Clock Magic Wand Quran Compass Menu
Image Prof. Dr. Budiharjo, M.Si

Politik Luar Negeri Bebas Aktif dan Ancaman Perang Dunia III

Politik | Tuesday, 23 Aug 2022, 13:46 WIB
Indonesia memainkan peran strategis di kancah internasional di tengah kondisi geopolitik yang panas akibat perang. Foto Republika

Mantan Presiden RI Soesilo Bambang Yudhoyono mengungkapkan kekhawatirannya terhadap kondisi geopolitik global. Menurutnya, ancaman perang dunia III bisa terjadi dan itu akan mengubah konstalasi politik internasional. Di tengah kondisi negara-negara yang tergabung dalam blok pertahanan, Indonesia tetap bersikukuh dengan doktrin "politik luar negeri bebas dan aktif". Masih relevankah doktrin tersebut?

Kita memahami "politik luar negeri bebas dan aktif" sebagai sikap dasar Indonesia yang menolak masuk dalam salah satu blok negara super powers (waktu itu Amerika dan Soviet). Doktrin ini termaktub dalam alinea ke-4 pembukaan UUD 1945 yang menjadi dasar konstitusi kita. Manifestasi dari doktrin ini menyangkut penentangan pembangunan pangkalan militer asing di dalam negeri, serta menolak terlibat dalam pakta pertahanan yang dibentuk negara-negara besar.

Meski menolak masuk dalam pakta pertahanan/blok negara-negara, Indonesia bukan negara yang menutup diri. Oleh sebab itu, kita tetap berusaha aktif terlibat dalam setiap upaya meredakan ketegangan akibat konflik kemanusiaan dan perang yang berkecamuk di dunia internasional. Caranya adalah dengan mengirim pasukan kemanusiaan ke daerah konflik, aktif diplomasi dalam kancah pergaulan internasional dan sebagainya.

Politik luar negeri bebas aktif juga dibarengi dengan sikap Indonesia yang menentang segala bentuk penjajahan di atas muka bumi ini. Politik luar negeri yang berlaku di negara kita bertujuan untuk kepentingan nasional. Tentu ini berlaku bagi negara manapun, kepentingan nasional masing-masing negara harus diprioritaskan. Kepentingan nasional suatu negara meliputi faktor-faktor kemerdekaan, kedaulatan, pertahanan, keamanan, kesejahteraan, serta upaya untuk mempertahankan dan melestarikan indentitas budaya dan ideologi nasional.

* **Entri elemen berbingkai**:
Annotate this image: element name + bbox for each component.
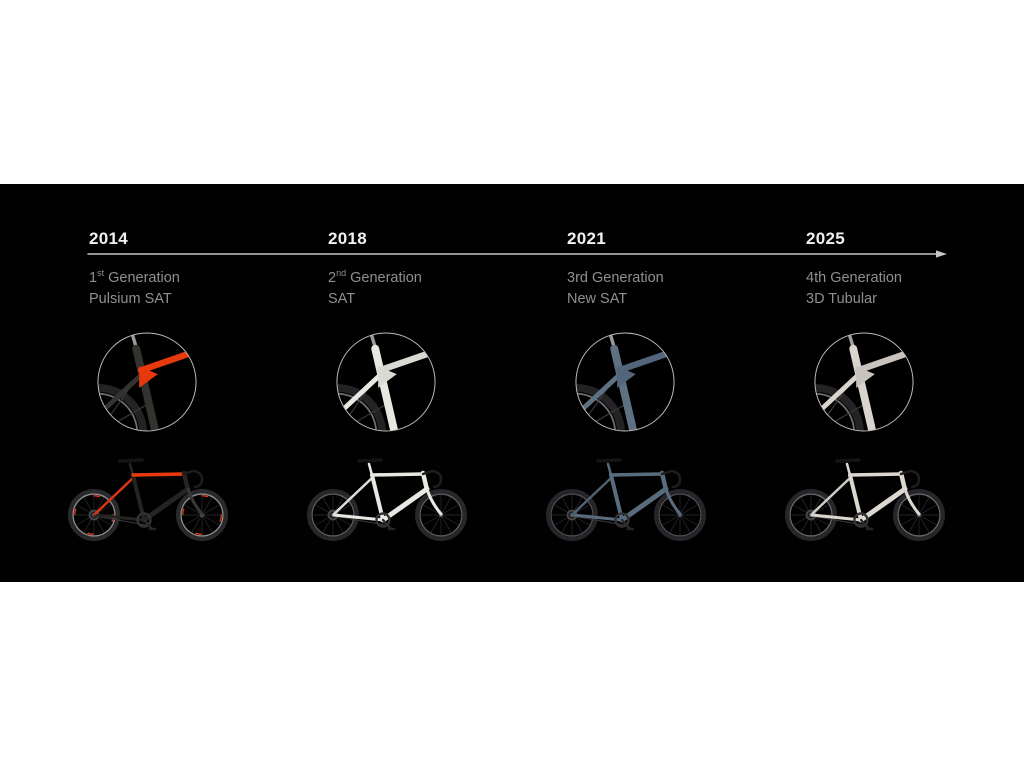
generation-ordinal: 1 (89, 270, 98, 286)
generation-ordinal-suffix: st (97, 268, 105, 279)
bike-image (785, 458, 945, 541)
year-label: 2014 (89, 229, 129, 248)
model-name: 3D Tubular (806, 291, 877, 307)
timeline-band: 2014 1st Generation Pulsium SAT 2018 2nd… (0, 184, 1024, 582)
generation-caption: 3rd Generation New SAT (567, 268, 664, 310)
generation-ordinal: 4th (806, 270, 827, 286)
frame-detail-inset (336, 332, 436, 432)
generation-caption: 1st Generation Pulsium SAT (89, 268, 180, 310)
generation-caption: 2nd Generation SAT (328, 268, 422, 310)
model-name: Pulsium SAT (89, 291, 172, 307)
timeline-entry-2018: 2018 2nd Generation SAT (266, 184, 506, 582)
generation-word: Generation (587, 270, 664, 286)
year-label: 2021 (567, 229, 607, 248)
generation-ordinal: 3rd (567, 270, 588, 286)
frame-detail-inset (814, 332, 914, 432)
generation-word: Generation (346, 270, 422, 286)
generation-line: 4th Generation (806, 268, 902, 289)
bike-image (68, 458, 228, 541)
generation-ordinal: 2 (328, 270, 337, 286)
generation-line: 2nd Generation (328, 268, 422, 289)
year-label: 2018 (328, 229, 368, 248)
timeline-arrow (87, 250, 947, 258)
bike-image (307, 458, 467, 541)
bike-image (546, 458, 706, 541)
timeline-entry-2014: 2014 1st Generation Pulsium SAT (27, 184, 267, 582)
frame-detail-inset (575, 332, 675, 432)
timeline-entry-2021: 2021 3rd Generation New SAT (505, 184, 745, 582)
generation-line: 1st Generation (89, 268, 180, 289)
timeline-entry-2025: 2025 4th Generation 3D Tubular (744, 184, 984, 582)
frame-detail-inset (97, 332, 197, 432)
generation-caption: 4th Generation 3D Tubular (806, 268, 902, 310)
model-name: New SAT (567, 291, 628, 307)
generation-word: Generation (104, 270, 180, 286)
generation-ordinal-suffix: nd (336, 268, 347, 279)
year-label: 2025 (806, 229, 846, 248)
model-name: SAT (328, 291, 356, 307)
generation-word: Generation (826, 270, 902, 286)
generation-line: 3rd Generation (567, 268, 664, 289)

* **PEKERJAAN YANG DIMINTA**:
Nyatakan apakah tiap pernyataan di bawah ini sesuai dengan artikel tentang politik luar negeri bebas aktif, dengan jawaban ya atau tidak disertai kutipan kata-kata penentu dari artikel itu. 1. Doktrin politik luar negeri bebas dan aktif tercantum dalam alinea ke-4 pembukaan UUD 1945. 2. Karena menolak masuk pakta pertahanan, Indonesia menjadi negara yang menutup diri. 3. Kesejahteraan termasuk dalam kepentingan nasional suatu negara.

* **HASIL TUGAS**:
1. Ya: "Doktrin ini termaktub dalam alinea ke-4 pembukaan UUD 1945 yang menjadi dasar konstitusi kita."
2. Tidak: "Meski menolak masuk dalam pakta pertahanan/blok negara-negara, Indonesia bukan negara yang menutup diri."
3. Ya: "Kepentingan nasional suatu negara meliputi faktor-faktor kemerdekaan, kedaulatan, pertahanan, keamanan, kesejahteraan"